LISTED RECORDS:
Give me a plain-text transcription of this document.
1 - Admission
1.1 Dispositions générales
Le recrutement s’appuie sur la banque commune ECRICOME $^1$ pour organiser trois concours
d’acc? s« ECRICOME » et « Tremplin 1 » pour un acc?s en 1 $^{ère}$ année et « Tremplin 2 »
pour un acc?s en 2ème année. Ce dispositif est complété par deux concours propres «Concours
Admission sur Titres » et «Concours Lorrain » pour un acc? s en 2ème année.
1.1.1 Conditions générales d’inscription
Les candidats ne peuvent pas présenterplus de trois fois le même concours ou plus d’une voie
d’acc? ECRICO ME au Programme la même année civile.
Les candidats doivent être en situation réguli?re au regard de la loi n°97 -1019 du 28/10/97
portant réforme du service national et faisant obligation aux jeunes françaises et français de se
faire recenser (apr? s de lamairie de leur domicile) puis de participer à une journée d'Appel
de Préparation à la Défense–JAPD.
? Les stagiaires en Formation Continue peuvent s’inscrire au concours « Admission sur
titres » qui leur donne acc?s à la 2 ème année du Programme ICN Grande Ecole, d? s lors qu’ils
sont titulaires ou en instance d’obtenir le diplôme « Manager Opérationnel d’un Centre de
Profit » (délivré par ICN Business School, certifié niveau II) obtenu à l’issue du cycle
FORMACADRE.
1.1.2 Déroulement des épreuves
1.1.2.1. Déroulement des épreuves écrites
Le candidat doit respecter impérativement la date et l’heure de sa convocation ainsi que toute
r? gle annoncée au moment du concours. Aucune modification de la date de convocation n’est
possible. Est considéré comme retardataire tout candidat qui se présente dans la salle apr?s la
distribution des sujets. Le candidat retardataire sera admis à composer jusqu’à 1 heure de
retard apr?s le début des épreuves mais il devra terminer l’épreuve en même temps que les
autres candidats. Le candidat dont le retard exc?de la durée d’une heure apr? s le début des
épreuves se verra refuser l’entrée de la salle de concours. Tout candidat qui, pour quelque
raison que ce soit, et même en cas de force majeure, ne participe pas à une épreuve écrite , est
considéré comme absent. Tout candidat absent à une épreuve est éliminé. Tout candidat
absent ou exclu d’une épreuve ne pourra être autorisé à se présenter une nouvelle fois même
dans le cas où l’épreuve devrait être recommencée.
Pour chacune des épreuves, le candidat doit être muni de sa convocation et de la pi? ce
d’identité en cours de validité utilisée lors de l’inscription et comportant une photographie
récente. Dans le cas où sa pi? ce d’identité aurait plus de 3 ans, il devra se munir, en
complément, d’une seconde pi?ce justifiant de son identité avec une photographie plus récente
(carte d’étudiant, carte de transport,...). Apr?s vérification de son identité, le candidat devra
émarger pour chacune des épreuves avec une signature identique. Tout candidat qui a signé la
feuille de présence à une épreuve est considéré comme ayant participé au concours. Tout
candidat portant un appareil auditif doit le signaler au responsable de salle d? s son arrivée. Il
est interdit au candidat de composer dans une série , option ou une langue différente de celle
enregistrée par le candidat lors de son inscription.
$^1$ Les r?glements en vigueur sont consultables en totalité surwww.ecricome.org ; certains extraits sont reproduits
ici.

STATED GOAL: Print every record above exactly as written.

ANSWER TO THIS EXERCISE:
Give me a plain-text transcription of this document.
1 - Admission
1.1 Dispositions générales
Le recrutement s’appuie sur la banque commune ECRICOME $^1$ pour organiser trois concours
d’acc? s« ECRICOME » et « Tremplin 1 » pour un acc?s en 1 $^{ère}$ année et « Tremplin 2 »
pour un acc?s en 2ème année. Ce dispositif est complété par deux concours propres «Concours
Admission sur Titres » et «Concours Lorrain » pour un acc? s en 2ème année.
1.1.1 Conditions générales d’inscription
Les candidats ne peuvent pas présenterplus de trois fois le même concours ou plus d’une voie
d’acc? ECRICO ME au Programme la même année civile.
Les candidats doivent être en situation réguli?re au regard de la loi n°97 -1019 du 28/10/97
portant réforme du service national et faisant obligation aux jeunes françaises et français de se
faire recenser (apr? s de lamairie de leur domicile) puis de participer à une journée d'Appel
de Préparation à la Défense–JAPD.
? Les stagiaires en Formation Continue peuvent s’inscrire au concours « Admission sur
titres » qui leur donne acc?s à la 2 ème année du Programme ICN Grande Ecole, d? s lors qu’ils
sont titulaires ou en instance d’obtenir le diplôme « Manager Opérationnel d’un Centre de
Profit » (délivré par ICN Business School, certifié niveau II) obtenu à l’issue du cycle
FORMACADRE.
1.1.2 Déroulement des épreuves
1.1.2.1. Déroulement des épreuves écrites
Le candidat doit respecter impérativement la date et l’heure de sa convocation ainsi que toute
r? gle annoncée au moment du concours. Aucune modification de la date de convocation n’est
possible. Est considéré comme retardataire tout candidat qui se présente dans la salle apr?s la
distribution des sujets. Le candidat retardataire sera admis à composer jusqu’à 1 heure de
retard apr?s le début des épreuves mais il devra terminer l’épreuve en même temps que les
autres candidats. Le candidat dont le retard exc?de la durée d’une heure apr? s le début des
épreuves se verra refuser l’entrée de la salle de concours. Tout candidat qui, pour quelque
raison que ce soit, et même en cas de force majeure, ne participe pas à une épreuve écrite , est
considéré comme absent. Tout candidat absent à une épreuve est éliminé. Tout candidat
absent ou exclu d’une épreuve ne pourra être autorisé à se présenter une nouvelle fois même
dans le cas où l’épreuve devrait être recommencée.
Pour chacune des épreuves, le candidat doit être muni de sa convocation et de la pi? ce
d’identité en cours de validité utilisée lors de l’inscription et comportant une photographie
récente. Dans le cas où sa pi? ce d’identité aurait plus de 3 ans, il devra se munir, en
complément, d’une seconde pi?ce justifiant de son identité avec une photographie plus récente
(carte d’étudiant, carte de transport,...). Apr?s vérification de son identité, le candidat devra
émarger pour chacune des épreuves avec une signature identique. Tout candidat qui a signé la
feuille de présence à une épreuve est considéré comme ayant participé au concours. Tout
candidat portant un appareil auditif doit le signaler au responsable de salle d? s son arrivée. Il
est interdit au candidat de composer dans une série , option ou une langue différente de celle
enregistrée par le candidat lors de son inscription.
$^1$ Les r?glements en vigueur sont consultables en totalité surwww.ecricome.org ; certains extraits sont reproduits
ici.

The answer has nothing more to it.